* _GIVEN RECORDS_
-- -- --

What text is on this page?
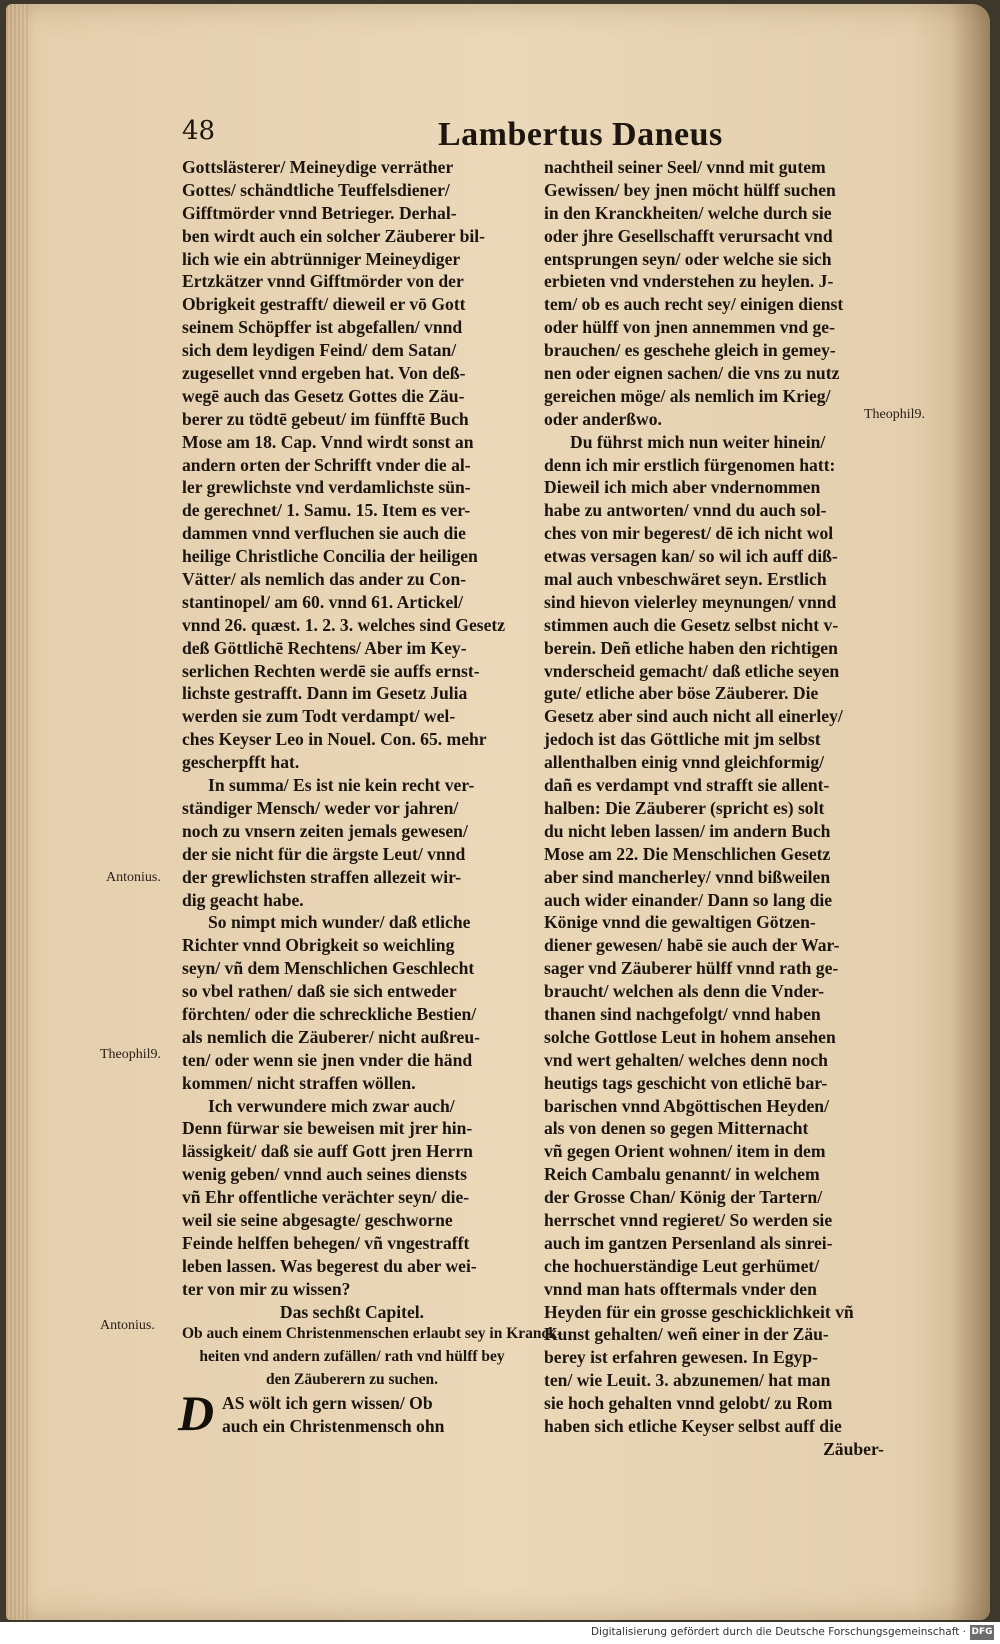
48	Lambertus Daneus
Gottslästerer/ Meineydige verräther
Gottes/ schändtliche Teuffelsdiener/
Gifftmörder vnnd Betrieger. Derhal-
ben wirdt auch ein solcher Zäuberer bil-
lich wie ein abtrünniger Meineydiger
Ertzkätzer vnnd Gifftmörder von der
Obrigkeit gestrafft/ dieweil er vō Gott
seinem Schöpffer ist abgefallen/ vnnd
sich dem leydigen Feind/ dem Satan/
zugesellet vnnd ergeben hat. Von deß-
wegē auch das Gesetz Gottes die Zäu-
berer zu tödtē gebeut/ im fünfftē Buch
Mose am 18. Cap. Vnnd wirdt sonst an
andern orten der Schrifft vnder die al-
ler grewlichste vnd verdamlichste sün-
de gerechnet/ 1. Samu. 15. Item es ver-
dammen vnnd verfluchen sie auch die
heilige Christliche Concilia der heiligen
Vätter/ als nemlich das ander zu Con-
stantinopel/ am 60. vnnd 61. Artickel/
vnnd 26. quæst. 1. 2. 3. welches sind Gesetz
deß Göttlichē Rechtens/ Aber im Key-
serlichen Rechten werdē sie auffs ernst-
lichste gestrafft. Dann im Gesetz Julia
werden sie zum Todt verdampt/ wel-
ches Keyser Leo in Nouel. Con. 65. mehr
gescherpfft hat.
In summa/ Es ist nie kein recht ver-
ständiger Mensch/ weder vor jahren/
noch zu vnsern zeiten jemals gewesen/
der sie nicht für die ärgste Leut/ vnnd
der grewlichsten straffen allezeit wir-
dig geacht habe.
So nimpt mich wunder/ daß etliche
Richter vnnd Obrigkeit so weichling
seyn/ vñ dem Menschlichen Geschlecht
so vbel rathen/ daß sie sich entweder
förchten/ oder die schreckliche Bestien/
als nemlich die Zäuberer/ nicht außreu-
ten/ oder wenn sie jnen vnder die händ
kommen/ nicht straffen wöllen.
Ich verwundere mich zwar auch/
Denn fürwar sie beweisen mit jrer hin-
lässigkeit/ daß sie auff Gott jren Herrn
wenig geben/ vnnd auch seines diensts
vñ Ehr offentliche verächter seyn/ die-
weil sie seine abgesagte/ geschworne
Feinde helffen behegen/ vñ vngestrafft
leben lassen. Was begerest du aber wei-
ter von mir zu wissen?
Das sechßt Capitel.
Ob auch einem Christenmenschen erlaubt sey in Kranck-
heiten vnd andern zufällen/ rath vnd hülff bey
den Zäuberern zu suchen.
D AS wölt ich gern wissen/ Ob
auch ein Christenmensch ohn
nachtheil seiner Seel/ vnnd mit gutem
Gewissen/ bey jnen möcht hülff suchen
in den Kranckheiten/ welche durch sie
oder jhre Gesellschafft verursacht vnd
entsprungen seyn/ oder welche sie sich
erbieten vnd vnderstehen zu heylen. J-
tem/ ob es auch recht sey/ einigen dienst
oder hülff von jnen annemmen vnd ge-
brauchen/ es geschehe gleich in gemey-
nen oder eignen sachen/ die vns zu nutz
gereichen möge/ als nemlich im Krieg/
oder anderßwo.
Du führst mich nun weiter hinein/
denn ich mir erstlich fürgenomen hatt:
Dieweil ich mich aber vndernommen
habe zu antworten/ vnnd du auch sol-
ches von mir begerest/ dē ich nicht wol
etwas versagen kan/ so wil ich auff diß-
mal auch vnbeschwäret seyn. Erstlich
sind hievon vielerley meynungen/ vnnd
stimmen auch die Gesetz selbst nicht v-
berein. Deñ etliche haben den richtigen
vnderscheid gemacht/ daß etliche seyen
gute/ etliche aber böse Zäuberer. Die
Gesetz aber sind auch nicht all einerley/
jedoch ist das Göttliche mit jm selbst
allenthalben einig vnnd gleichformig/
dañ es verdampt vnd strafft sie allent-
halben: Die Zäuberer (spricht es) solt
du nicht leben lassen/ im andern Buch
Mose am 22. Die Menschlichen Gesetz
aber sind mancherley/ vnnd bißweilen
auch wider einander/ Dann so lang die
Könige vnnd die gewaltigen Götzen-
diener gewesen/ habē sie auch der War-
sager vnd Zäuberer hülff vnnd rath ge-
braucht/ welchen als denn die Vnder-
thanen sind nachgefolgt/ vnnd haben
solche Gottlose Leut in hohem ansehen
vnd wert gehalten/ welches denn noch
heutigs tags geschicht von etlichē bar-
barischen vnnd Abgöttischen Heyden/
als von denen so gegen Mitternacht
vñ gegen Orient wohnen/ item in dem
Reich Cambalu genannt/ in welchem
der Grosse Chan/ König der Tartern/
herrschet vnnd regieret/ So werden sie
auch im gantzen Persenland als sinrei-
che hochuerständige Leut gerhümet/
vnnd man hats offtermals vnder den
Heyden für ein grosse geschicklichkeit vñ
Kunst gehalten/ weñ einer in der Zäu-
berey ist erfahren gewesen. In Egyp-
ten/ wie Leuit. 3. abzunemen/ hat man
sie hoch gehalten vnnd gelobt/ zu Rom
haben sich etliche Keyser selbst auff die
Zäuber-
Theophil9.
Antonius.
Theophil9.
Antonius.
Digitalisierung gefördert durch die Deutsche Forschungsgemeinschaft · DFG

-- -- --

* _WORK REQUIRED_
Copy out whichever lines of the listing contain the word "nemlich".

* _SOLUTION BELOW_
Vätter/ als nemlich das ander zu Con-
als nemlich die Zäuberer/ nicht außreu-
gereichen möge/ als nemlich im Krieg/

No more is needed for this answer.